AIM OF THE TASK :: Of all the lines in the material, how many include the word "true"? Give only the number.

Stored entries:
+++++

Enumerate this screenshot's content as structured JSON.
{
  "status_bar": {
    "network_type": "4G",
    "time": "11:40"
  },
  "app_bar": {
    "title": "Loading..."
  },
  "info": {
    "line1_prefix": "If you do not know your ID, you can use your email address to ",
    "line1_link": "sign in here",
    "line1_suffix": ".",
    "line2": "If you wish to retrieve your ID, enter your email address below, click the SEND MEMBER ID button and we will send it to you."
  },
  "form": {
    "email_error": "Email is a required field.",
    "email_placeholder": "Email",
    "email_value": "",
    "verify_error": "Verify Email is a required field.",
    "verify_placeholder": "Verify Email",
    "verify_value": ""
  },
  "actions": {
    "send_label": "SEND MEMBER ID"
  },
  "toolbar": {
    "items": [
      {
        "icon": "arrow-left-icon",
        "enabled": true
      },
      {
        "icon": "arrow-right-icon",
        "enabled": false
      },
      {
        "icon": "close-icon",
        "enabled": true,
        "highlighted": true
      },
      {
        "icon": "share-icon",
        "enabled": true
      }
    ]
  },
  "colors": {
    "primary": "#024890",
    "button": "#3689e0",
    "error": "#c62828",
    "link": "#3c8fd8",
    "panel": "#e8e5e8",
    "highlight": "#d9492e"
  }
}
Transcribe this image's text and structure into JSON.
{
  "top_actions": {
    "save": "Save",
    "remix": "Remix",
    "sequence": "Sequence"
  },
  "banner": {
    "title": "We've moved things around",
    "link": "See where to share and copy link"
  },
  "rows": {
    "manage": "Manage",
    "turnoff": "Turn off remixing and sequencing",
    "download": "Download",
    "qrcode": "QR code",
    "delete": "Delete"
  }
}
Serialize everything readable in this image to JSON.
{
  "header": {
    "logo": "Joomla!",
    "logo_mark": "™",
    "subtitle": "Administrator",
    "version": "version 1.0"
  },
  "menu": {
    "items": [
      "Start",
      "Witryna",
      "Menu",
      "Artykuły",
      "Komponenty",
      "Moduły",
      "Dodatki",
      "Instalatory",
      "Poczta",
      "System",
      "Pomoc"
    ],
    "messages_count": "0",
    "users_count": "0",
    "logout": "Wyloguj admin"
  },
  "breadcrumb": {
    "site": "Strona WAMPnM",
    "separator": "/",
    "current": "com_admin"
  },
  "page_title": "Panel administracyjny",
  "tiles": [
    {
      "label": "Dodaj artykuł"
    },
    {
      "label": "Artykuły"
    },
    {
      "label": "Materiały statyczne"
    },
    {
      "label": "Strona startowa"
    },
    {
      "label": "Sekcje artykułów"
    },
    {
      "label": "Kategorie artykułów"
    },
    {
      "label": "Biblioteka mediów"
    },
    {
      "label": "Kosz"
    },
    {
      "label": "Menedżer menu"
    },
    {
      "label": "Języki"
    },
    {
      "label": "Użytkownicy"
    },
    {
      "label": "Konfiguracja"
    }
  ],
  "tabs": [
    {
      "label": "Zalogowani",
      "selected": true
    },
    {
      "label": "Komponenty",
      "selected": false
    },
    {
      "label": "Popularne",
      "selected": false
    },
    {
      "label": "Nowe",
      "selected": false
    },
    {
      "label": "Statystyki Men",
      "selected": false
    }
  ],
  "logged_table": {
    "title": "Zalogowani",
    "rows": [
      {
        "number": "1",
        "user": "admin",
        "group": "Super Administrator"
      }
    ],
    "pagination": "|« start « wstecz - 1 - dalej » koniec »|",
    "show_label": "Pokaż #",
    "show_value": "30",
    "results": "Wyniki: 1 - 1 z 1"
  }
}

+++++

SOLUTION :: 5